======== Entries supplied ========

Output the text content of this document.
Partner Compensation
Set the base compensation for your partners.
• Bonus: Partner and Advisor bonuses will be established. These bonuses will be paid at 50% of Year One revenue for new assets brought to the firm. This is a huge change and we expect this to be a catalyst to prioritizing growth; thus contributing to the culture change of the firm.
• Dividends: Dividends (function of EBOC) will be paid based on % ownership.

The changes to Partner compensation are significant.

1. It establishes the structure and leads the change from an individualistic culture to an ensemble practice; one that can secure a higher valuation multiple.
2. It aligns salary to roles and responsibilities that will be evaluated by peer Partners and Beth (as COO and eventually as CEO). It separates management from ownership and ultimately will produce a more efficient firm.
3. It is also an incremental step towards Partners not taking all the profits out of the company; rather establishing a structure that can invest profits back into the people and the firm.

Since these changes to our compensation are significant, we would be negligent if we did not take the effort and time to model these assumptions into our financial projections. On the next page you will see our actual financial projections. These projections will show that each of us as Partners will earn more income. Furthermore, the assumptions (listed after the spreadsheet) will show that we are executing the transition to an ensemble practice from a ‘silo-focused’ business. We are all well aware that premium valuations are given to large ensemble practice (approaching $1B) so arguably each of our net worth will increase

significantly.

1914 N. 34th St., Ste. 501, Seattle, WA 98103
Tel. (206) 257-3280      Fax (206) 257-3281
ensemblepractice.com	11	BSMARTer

========
======== Entries supplied ========

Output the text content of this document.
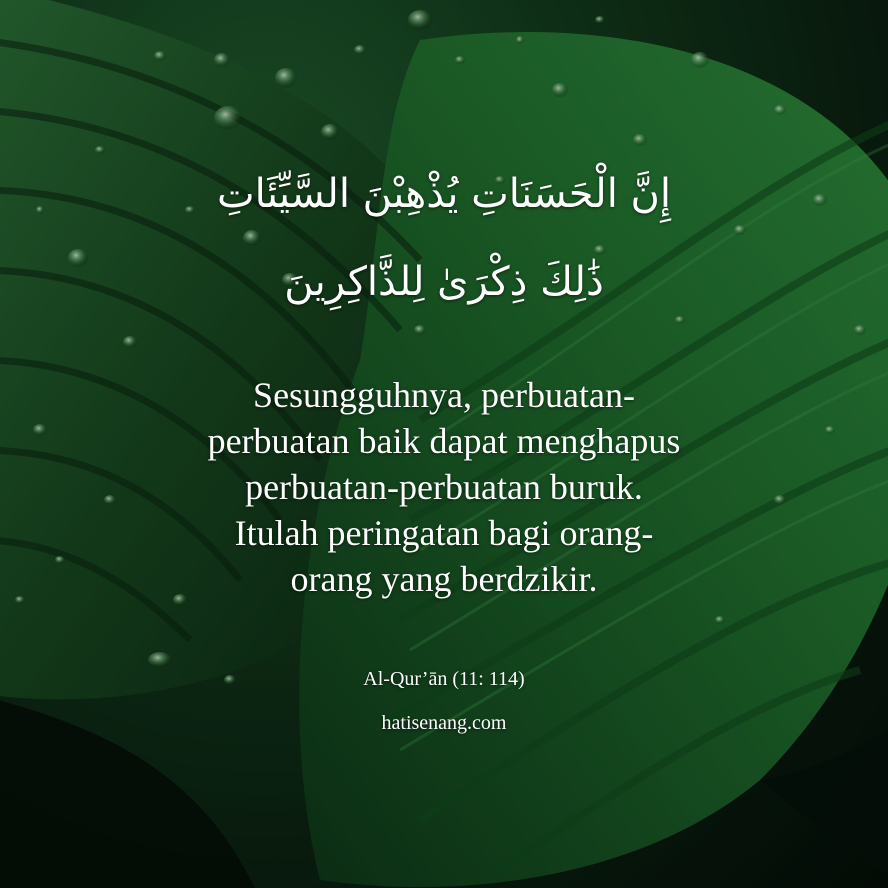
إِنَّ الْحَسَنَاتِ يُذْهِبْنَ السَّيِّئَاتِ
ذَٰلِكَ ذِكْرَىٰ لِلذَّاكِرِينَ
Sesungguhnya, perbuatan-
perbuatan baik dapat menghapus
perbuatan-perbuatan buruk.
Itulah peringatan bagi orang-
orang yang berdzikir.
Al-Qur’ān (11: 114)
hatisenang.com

========
======== Entries supplied ========

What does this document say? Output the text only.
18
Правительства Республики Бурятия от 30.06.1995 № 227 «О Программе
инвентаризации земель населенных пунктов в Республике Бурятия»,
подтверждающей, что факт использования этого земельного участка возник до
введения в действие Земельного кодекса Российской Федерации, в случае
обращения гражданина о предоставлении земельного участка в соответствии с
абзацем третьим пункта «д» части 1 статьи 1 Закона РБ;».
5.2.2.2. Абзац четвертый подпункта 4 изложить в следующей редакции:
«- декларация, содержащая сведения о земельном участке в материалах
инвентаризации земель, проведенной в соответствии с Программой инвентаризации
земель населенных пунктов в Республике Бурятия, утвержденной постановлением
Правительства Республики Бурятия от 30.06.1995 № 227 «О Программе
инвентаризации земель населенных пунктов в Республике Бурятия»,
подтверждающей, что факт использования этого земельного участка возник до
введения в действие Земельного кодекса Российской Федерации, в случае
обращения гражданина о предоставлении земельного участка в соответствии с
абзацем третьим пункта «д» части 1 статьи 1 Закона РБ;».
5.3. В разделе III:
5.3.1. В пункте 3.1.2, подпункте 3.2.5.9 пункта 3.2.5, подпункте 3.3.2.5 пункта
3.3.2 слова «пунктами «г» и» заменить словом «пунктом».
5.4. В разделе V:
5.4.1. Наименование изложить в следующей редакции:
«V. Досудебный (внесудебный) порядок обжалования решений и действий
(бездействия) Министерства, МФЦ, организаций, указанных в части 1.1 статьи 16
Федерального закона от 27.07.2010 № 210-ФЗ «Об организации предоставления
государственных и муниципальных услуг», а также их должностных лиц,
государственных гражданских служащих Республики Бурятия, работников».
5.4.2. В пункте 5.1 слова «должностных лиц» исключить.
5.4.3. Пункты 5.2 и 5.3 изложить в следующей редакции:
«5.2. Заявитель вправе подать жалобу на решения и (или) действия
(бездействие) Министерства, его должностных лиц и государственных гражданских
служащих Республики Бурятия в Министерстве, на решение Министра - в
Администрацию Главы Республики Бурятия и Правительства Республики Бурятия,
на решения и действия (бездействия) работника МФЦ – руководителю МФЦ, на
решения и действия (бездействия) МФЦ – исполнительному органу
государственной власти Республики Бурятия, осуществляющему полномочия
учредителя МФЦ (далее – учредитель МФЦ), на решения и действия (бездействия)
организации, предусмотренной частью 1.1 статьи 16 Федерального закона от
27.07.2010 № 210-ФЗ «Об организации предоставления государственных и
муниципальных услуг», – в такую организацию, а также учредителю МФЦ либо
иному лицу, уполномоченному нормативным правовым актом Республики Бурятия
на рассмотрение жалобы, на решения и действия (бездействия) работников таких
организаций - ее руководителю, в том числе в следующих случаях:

========

• **Task statement**
From the entries above, copy every line that holds the word "paid".

• **Completed exercise**
• Bonus: Partner and Advisor bonuses will be established. These bonuses will be paid at 50% of Year One revenue for new assets brought to the firm. This is a huge change and we expect this to be a catalyst to prioritizing growth; thus contributing to the culture change of the firm.
• Dividends: Dividends (function of EBOC) will be paid based on % ownership.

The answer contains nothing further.